START DATA SHOWN

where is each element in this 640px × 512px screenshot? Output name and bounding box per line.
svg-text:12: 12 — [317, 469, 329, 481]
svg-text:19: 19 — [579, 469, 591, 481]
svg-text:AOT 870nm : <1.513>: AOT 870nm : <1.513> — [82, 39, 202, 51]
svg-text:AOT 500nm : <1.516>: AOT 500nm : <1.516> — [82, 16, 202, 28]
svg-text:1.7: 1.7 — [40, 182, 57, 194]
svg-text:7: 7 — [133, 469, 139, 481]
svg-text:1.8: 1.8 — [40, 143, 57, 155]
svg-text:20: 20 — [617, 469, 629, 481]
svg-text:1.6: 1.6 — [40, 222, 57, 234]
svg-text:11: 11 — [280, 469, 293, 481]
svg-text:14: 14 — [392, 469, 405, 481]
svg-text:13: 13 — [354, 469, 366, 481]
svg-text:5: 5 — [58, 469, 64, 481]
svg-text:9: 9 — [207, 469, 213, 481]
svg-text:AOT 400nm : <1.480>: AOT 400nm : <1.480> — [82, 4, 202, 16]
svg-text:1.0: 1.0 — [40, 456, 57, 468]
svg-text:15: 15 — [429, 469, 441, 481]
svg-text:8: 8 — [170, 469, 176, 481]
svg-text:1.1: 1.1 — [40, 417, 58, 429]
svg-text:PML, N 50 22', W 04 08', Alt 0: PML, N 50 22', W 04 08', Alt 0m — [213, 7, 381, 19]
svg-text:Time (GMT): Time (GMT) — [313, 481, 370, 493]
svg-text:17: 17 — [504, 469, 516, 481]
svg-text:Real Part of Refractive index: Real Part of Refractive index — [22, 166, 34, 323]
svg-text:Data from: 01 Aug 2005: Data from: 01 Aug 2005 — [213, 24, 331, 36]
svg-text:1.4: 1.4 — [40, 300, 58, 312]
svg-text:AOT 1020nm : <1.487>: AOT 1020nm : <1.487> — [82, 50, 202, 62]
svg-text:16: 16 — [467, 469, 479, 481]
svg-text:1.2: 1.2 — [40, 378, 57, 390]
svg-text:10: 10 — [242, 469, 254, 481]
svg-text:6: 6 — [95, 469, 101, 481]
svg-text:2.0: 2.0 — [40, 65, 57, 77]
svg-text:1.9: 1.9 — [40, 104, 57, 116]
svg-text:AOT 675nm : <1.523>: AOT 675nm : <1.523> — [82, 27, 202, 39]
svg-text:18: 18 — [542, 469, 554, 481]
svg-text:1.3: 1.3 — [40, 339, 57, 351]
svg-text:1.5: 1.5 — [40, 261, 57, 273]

END DATA SHOWN

TO BE DONE
Output every one of the lines above verbatim, changing nothing.

RESPONSE
where is each element in this 640px × 512px screenshot? Output name and bounding box per line.
svg-text:12: 12 — [317, 469, 329, 481]
svg-text:19: 19 — [579, 469, 591, 481]
svg-text:AOT 870nm : <1.513>: AOT 870nm : <1.513> — [82, 39, 202, 51]
svg-text:AOT 500nm : <1.516>: AOT 500nm : <1.516> — [82, 16, 202, 28]
svg-text:1.7: 1.7 — [40, 182, 57, 194]
svg-text:7: 7 — [133, 469, 139, 481]
svg-text:1.8: 1.8 — [40, 143, 57, 155]
svg-text:20: 20 — [617, 469, 629, 481]
svg-text:1.6: 1.6 — [40, 222, 57, 234]
svg-text:11: 11 — [280, 469, 293, 481]
svg-text:14: 14 — [392, 469, 405, 481]
svg-text:13: 13 — [354, 469, 366, 481]
svg-text:5: 5 — [58, 469, 64, 481]
svg-text:9: 9 — [207, 469, 213, 481]
svg-text:AOT 400nm : <1.480>: AOT 400nm : <1.480> — [82, 4, 202, 16]
svg-text:1.0: 1.0 — [40, 456, 57, 468]
svg-text:15: 15 — [429, 469, 441, 481]
svg-text:8: 8 — [170, 469, 176, 481]
svg-text:1.1: 1.1 — [40, 417, 58, 429]
svg-text:PML, N 50 22', W 04 08', Alt 0: PML, N 50 22', W 04 08', Alt 0m — [213, 7, 381, 19]
svg-text:Time (GMT): Time (GMT) — [313, 481, 370, 493]
svg-text:17: 17 — [504, 469, 516, 481]
svg-text:Real Part of Refractive index: Real Part of Refractive index — [22, 166, 34, 323]
svg-text:Data from: 01 Aug 2005: Data from: 01 Aug 2005 — [213, 24, 331, 36]
svg-text:1.4: 1.4 — [40, 300, 58, 312]
svg-text:AOT 1020nm : <1.487>: AOT 1020nm : <1.487> — [82, 50, 202, 62]
svg-text:16: 16 — [467, 469, 479, 481]
svg-text:1.2: 1.2 — [40, 378, 57, 390]
svg-text:10: 10 — [242, 469, 254, 481]
svg-text:6: 6 — [95, 469, 101, 481]
svg-text:2.0: 2.0 — [40, 65, 57, 77]
svg-text:1.9: 1.9 — [40, 104, 57, 116]
svg-text:AOT 675nm : <1.523>: AOT 675nm : <1.523> — [82, 27, 202, 39]
svg-text:18: 18 — [542, 469, 554, 481]
svg-text:1.3: 1.3 — [40, 339, 57, 351]
svg-text:1.5: 1.5 — [40, 261, 57, 273]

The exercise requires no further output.